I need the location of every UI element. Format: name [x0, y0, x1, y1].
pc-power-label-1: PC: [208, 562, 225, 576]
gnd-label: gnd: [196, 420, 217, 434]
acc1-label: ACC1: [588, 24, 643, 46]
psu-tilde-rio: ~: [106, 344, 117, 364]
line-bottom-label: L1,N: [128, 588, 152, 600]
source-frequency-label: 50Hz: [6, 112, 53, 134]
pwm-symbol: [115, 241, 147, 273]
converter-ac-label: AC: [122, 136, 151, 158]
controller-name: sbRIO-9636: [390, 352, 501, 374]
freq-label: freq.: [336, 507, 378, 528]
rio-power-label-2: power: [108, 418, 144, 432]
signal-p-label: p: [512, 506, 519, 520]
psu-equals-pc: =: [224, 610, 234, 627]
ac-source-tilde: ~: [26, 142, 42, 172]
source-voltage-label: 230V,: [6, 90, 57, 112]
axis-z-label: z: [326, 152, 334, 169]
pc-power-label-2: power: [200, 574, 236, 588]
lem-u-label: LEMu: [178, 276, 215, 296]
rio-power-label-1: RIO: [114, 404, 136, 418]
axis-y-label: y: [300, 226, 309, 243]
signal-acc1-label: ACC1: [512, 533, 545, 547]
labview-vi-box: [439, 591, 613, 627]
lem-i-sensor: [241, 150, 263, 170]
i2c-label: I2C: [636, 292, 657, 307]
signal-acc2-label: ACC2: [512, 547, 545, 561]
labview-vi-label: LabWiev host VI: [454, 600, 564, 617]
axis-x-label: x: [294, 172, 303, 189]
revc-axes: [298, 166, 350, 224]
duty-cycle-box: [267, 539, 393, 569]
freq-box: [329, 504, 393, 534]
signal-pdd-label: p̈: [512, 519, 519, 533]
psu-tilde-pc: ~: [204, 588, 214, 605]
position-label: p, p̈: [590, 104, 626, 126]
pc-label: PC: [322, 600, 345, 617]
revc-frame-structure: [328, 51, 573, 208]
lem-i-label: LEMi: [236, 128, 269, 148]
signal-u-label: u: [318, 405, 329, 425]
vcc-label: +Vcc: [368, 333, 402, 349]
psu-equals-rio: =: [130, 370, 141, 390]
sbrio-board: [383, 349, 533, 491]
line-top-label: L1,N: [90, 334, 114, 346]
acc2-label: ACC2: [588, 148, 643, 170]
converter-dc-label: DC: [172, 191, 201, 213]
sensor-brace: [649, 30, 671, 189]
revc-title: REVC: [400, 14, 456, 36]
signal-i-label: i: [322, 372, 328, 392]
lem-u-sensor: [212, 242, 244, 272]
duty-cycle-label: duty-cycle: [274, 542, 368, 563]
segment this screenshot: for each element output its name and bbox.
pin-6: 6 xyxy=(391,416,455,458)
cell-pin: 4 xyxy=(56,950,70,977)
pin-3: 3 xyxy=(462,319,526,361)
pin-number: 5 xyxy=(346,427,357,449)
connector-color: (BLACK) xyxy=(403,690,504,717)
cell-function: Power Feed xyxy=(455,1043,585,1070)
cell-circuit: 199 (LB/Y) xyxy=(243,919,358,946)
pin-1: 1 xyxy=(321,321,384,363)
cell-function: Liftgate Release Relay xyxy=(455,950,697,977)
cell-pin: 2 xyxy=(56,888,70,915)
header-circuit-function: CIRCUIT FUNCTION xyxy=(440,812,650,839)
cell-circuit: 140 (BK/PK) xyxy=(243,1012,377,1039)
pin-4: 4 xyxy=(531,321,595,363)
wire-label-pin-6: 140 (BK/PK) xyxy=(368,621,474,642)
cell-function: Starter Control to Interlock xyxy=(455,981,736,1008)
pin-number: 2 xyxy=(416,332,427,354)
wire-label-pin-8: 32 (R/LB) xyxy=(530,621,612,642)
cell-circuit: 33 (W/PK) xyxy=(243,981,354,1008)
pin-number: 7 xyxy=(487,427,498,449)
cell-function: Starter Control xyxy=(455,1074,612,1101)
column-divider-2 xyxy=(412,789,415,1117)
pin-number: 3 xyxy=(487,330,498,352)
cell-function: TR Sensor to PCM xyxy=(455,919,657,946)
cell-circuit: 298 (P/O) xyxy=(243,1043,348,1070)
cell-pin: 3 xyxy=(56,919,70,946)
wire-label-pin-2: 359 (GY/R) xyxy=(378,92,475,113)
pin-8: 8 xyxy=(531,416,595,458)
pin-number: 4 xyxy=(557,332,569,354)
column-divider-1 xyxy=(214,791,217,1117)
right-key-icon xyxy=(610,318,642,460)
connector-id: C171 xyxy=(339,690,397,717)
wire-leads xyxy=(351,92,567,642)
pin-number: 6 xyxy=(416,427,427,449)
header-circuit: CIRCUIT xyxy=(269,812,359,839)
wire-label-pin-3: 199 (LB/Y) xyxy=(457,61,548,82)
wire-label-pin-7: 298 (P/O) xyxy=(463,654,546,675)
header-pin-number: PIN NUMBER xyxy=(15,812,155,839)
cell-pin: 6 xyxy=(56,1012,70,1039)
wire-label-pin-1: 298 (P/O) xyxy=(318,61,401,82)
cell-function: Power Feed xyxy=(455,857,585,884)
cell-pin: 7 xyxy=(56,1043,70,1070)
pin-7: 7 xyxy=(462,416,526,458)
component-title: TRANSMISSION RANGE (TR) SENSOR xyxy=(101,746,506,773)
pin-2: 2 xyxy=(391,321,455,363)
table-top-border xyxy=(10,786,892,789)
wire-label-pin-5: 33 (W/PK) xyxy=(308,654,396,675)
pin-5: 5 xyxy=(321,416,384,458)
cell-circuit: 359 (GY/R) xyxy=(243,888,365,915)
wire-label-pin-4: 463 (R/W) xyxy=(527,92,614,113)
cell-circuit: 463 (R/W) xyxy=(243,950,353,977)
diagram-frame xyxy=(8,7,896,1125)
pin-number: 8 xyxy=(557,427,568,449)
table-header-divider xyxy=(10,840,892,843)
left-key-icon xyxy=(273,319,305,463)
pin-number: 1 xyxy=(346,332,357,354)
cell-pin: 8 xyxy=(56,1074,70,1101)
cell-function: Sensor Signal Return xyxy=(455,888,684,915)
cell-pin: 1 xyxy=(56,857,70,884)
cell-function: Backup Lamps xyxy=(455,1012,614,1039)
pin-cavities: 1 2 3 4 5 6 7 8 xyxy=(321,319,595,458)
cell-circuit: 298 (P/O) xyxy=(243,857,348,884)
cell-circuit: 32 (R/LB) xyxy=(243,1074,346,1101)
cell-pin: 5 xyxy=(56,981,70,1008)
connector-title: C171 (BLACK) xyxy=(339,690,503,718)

* * * * *

Return every line of the rows above verbatim, in the same order.

▸ EXERCISE OUTPUT
I need the location of every UI element. Format: name [x0, y0, x1, y1].
pc-power-label-1: PC: [208, 562, 225, 576]
gnd-label: gnd: [196, 420, 217, 434]
acc1-label: ACC1: [588, 24, 643, 46]
psu-tilde-rio: ~: [106, 344, 117, 364]
line-bottom-label: L1,N: [128, 588, 152, 600]
source-frequency-label: 50Hz: [6, 112, 53, 134]
pwm-symbol: [115, 241, 147, 273]
converter-ac-label: AC: [122, 136, 151, 158]
controller-name: sbRIO-9636: [390, 352, 501, 374]
freq-label: freq.: [336, 507, 378, 528]
rio-power-label-2: power: [108, 418, 144, 432]
signal-p-label: p: [512, 506, 519, 520]
psu-equals-pc: =: [224, 610, 234, 627]
ac-source-tilde: ~: [26, 142, 42, 172]
source-voltage-label: 230V,: [6, 90, 57, 112]
axis-z-label: z: [326, 152, 334, 169]
pc-power-label-2: power: [200, 574, 236, 588]
lem-u-label: LEMu: [178, 276, 215, 296]
rio-power-label-1: RIO: [114, 404, 136, 418]
axis-y-label: y: [300, 226, 309, 243]
signal-acc1-label: ACC1: [512, 533, 545, 547]
labview-vi-box: [439, 591, 613, 627]
lem-i-sensor: [241, 150, 263, 170]
i2c-label: I2C: [636, 292, 657, 307]
signal-acc2-label: ACC2: [512, 547, 545, 561]
labview-vi-label: LabWiev host VI: [454, 600, 564, 617]
axis-x-label: x: [294, 172, 303, 189]
revc-axes: [298, 166, 350, 224]
duty-cycle-box: [267, 539, 393, 569]
freq-box: [329, 504, 393, 534]
signal-pdd-label: p̈: [512, 519, 519, 533]
psu-tilde-pc: ~: [204, 588, 214, 605]
position-label: p, p̈: [590, 104, 626, 126]
pc-label: PC: [322, 600, 345, 617]
revc-frame-structure: [328, 51, 573, 208]
lem-i-label: LEMi: [236, 128, 269, 148]
signal-u-label: u: [318, 405, 329, 425]
vcc-label: +Vcc: [368, 333, 402, 349]
psu-equals-rio: =: [130, 370, 141, 390]
sbrio-board: [383, 349, 533, 491]
line-top-label: L1,N: [90, 334, 114, 346]
acc2-label: ACC2: [588, 148, 643, 170]
converter-dc-label: DC: [172, 191, 201, 213]
sensor-brace: [649, 30, 671, 189]
revc-title: REVC: [400, 14, 456, 36]
signal-i-label: i: [322, 372, 328, 392]
lem-u-sensor: [212, 242, 244, 272]
duty-cycle-label: duty-cycle: [274, 542, 368, 563]
segment this screenshot: for each element output its name and bbox.
pin-6: 6 xyxy=(391,416,455,458)
cell-pin: 4 xyxy=(56,950,70,977)
pin-3: 3 xyxy=(462,319,526,361)
pin-number: 5 xyxy=(346,427,357,449)
connector-color: (BLACK) xyxy=(403,690,504,717)
cell-function: Power Feed xyxy=(455,1043,585,1070)
cell-circuit: 199 (LB/Y) xyxy=(243,919,358,946)
pin-1: 1 xyxy=(321,321,384,363)
cell-function: Liftgate Release Relay xyxy=(455,950,697,977)
cell-pin: 2 xyxy=(56,888,70,915)
header-circuit-function: CIRCUIT FUNCTION xyxy=(440,812,650,839)
cell-circuit: 140 (BK/PK) xyxy=(243,1012,377,1039)
pin-4: 4 xyxy=(531,321,595,363)
wire-label-pin-6: 140 (BK/PK) xyxy=(368,621,474,642)
cell-function: Starter Control to Interlock xyxy=(455,981,736,1008)
pin-number: 2 xyxy=(416,332,427,354)
wire-label-pin-8: 32 (R/LB) xyxy=(530,621,612,642)
cell-circuit: 33 (W/PK) xyxy=(243,981,354,1008)
pin-number: 7 xyxy=(487,427,498,449)
cell-function: Starter Control xyxy=(455,1074,612,1101)
column-divider-2 xyxy=(412,789,415,1117)
pin-number: 3 xyxy=(487,330,498,352)
cell-function: TR Sensor to PCM xyxy=(455,919,657,946)
cell-circuit: 298 (P/O) xyxy=(243,1043,348,1070)
cell-pin: 3 xyxy=(56,919,70,946)
wire-label-pin-2: 359 (GY/R) xyxy=(378,92,475,113)
pin-8: 8 xyxy=(531,416,595,458)
pin-number: 4 xyxy=(557,332,569,354)
column-divider-1 xyxy=(214,791,217,1117)
right-key-icon xyxy=(610,318,642,460)
connector-id: C171 xyxy=(339,690,397,717)
wire-leads xyxy=(351,92,567,642)
pin-number: 6 xyxy=(416,427,427,449)
header-circuit: CIRCUIT xyxy=(269,812,359,839)
wire-label-pin-3: 199 (LB/Y) xyxy=(457,61,548,82)
wire-label-pin-7: 298 (P/O) xyxy=(463,654,546,675)
header-pin-number: PIN NUMBER xyxy=(15,812,155,839)
cell-pin: 6 xyxy=(56,1012,70,1039)
wire-label-pin-1: 298 (P/O) xyxy=(318,61,401,82)
cell-function: Power Feed xyxy=(455,857,585,884)
cell-pin: 7 xyxy=(56,1043,70,1070)
pin-7: 7 xyxy=(462,416,526,458)
component-title: TRANSMISSION RANGE (TR) SENSOR xyxy=(101,746,506,773)
pin-2: 2 xyxy=(391,321,455,363)
table-top-border xyxy=(10,786,892,789)
wire-label-pin-5: 33 (W/PK) xyxy=(308,654,396,675)
pin-5: 5 xyxy=(321,416,384,458)
cell-circuit: 359 (GY/R) xyxy=(243,888,365,915)
wire-label-pin-4: 463 (R/W) xyxy=(527,92,614,113)
cell-circuit: 463 (R/W) xyxy=(243,950,353,977)
diagram-frame xyxy=(8,7,896,1125)
pin-number: 8 xyxy=(557,427,568,449)
table-header-divider xyxy=(10,840,892,843)
left-key-icon xyxy=(273,319,305,463)
pin-number: 1 xyxy=(346,332,357,354)
cell-pin: 8 xyxy=(56,1074,70,1101)
cell-function: Sensor Signal Return xyxy=(455,888,684,915)
cell-pin: 1 xyxy=(56,857,70,884)
cell-function: Backup Lamps xyxy=(455,1012,614,1039)
pin-cavities: 1 2 3 4 5 6 7 8 xyxy=(321,319,595,458)
cell-circuit: 298 (P/O) xyxy=(243,857,348,884)
cell-circuit: 32 (R/LB) xyxy=(243,1074,346,1101)
cell-pin: 5 xyxy=(56,981,70,1008)
connector-title: C171 (BLACK) xyxy=(339,690,503,718)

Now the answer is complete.